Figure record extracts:
....................

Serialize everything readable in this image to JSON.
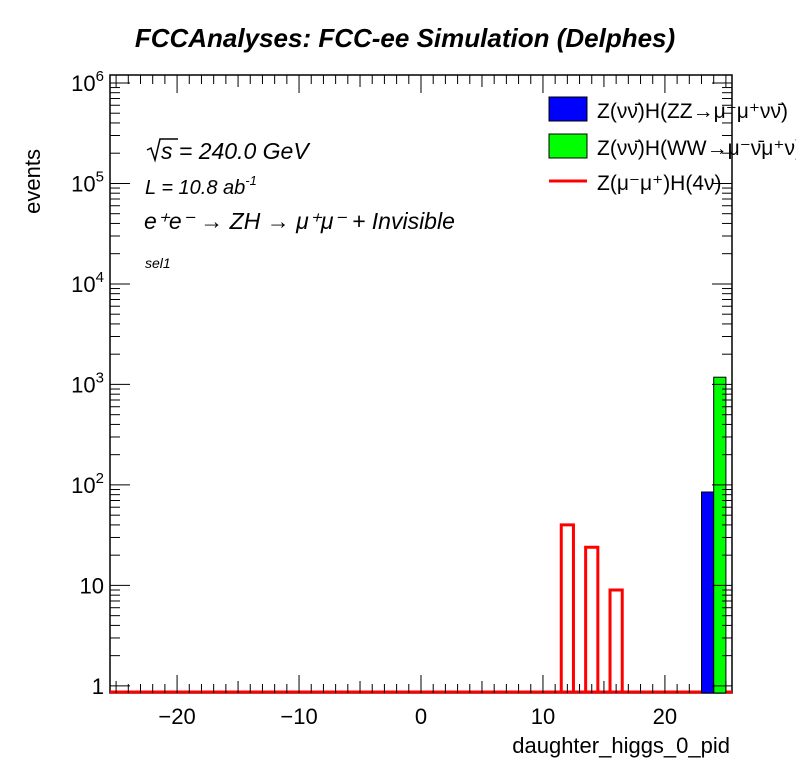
{
  "chart_data": {
    "type": "bar",
    "title": "FCCAnalyses: FCC-ee Simulation (Delphes)",
    "xlabel": "daughter_higgs_0_pid",
    "ylabel": "events",
    "xlim": [
      -25.5,
      25.5
    ],
    "ylim": [
      0.85,
      1200000
    ],
    "yscale": "log",
    "grid": false,
    "legend_position": "top-right",
    "x_ticks": [
      -20,
      -10,
      0,
      10,
      20
    ],
    "x_tick_labels": [
      "−20",
      "−10",
      "0",
      "10",
      "20"
    ],
    "y_ticks": [
      1,
      10,
      100,
      1000,
      10000,
      100000,
      1000000
    ],
    "y_tick_labels": [
      {
        "base": "1",
        "exp": ""
      },
      {
        "base": "10",
        "exp": ""
      },
      {
        "base": "10",
        "exp": "2"
      },
      {
        "base": "10",
        "exp": "3"
      },
      {
        "base": "10",
        "exp": "4"
      },
      {
        "base": "10",
        "exp": "5"
      },
      {
        "base": "10",
        "exp": "6"
      }
    ],
    "series": [
      {
        "name": "Z(νν̄)H(ZZ→μ⁻μ⁺νν̄)",
        "style": "filled",
        "color": "#0000ff",
        "bins": [
          {
            "x0": 23,
            "x1": 24,
            "value": 85
          }
        ]
      },
      {
        "name": "Z(νν̄)H(WW→μ⁻ν̄μ⁺ν)",
        "style": "filled",
        "color": "#00ff00",
        "bins": [
          {
            "x0": 24,
            "x1": 25,
            "value": 1180
          }
        ]
      },
      {
        "name": "Z(μ⁻μ⁺)H(4ν)",
        "style": "line",
        "color": "#ff0000",
        "bins": [
          {
            "x0": 11.5,
            "x1": 12.5,
            "value": 40
          },
          {
            "x0": 13.5,
            "x1": 14.5,
            "value": 24
          },
          {
            "x0": 15.5,
            "x1": 16.5,
            "value": 9
          }
        ]
      }
    ],
    "annotations": {
      "sqrt_s": "s = 240.0 GeV",
      "lumi": "L = 10.8 ab",
      "lumi_exp": "-1",
      "process": "e⁺e⁻ → ZH → μ⁺μ⁻ + Invisible",
      "selection": "sel1"
    }
  }
}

....................

▶ _GIVEN INSTRUCTION_:
Select every line of the records holding the string "name".

▶ _RESULT FOR THIS EXERCISE_:
        "name": "Z(νν̄)H(ZZ→μ⁻μ⁺νν̄)",
        "name": "Z(νν̄)H(WW→μ⁻ν̄μ⁺ν)",
        "name": "Z(μ⁻μ⁺)H(4ν)",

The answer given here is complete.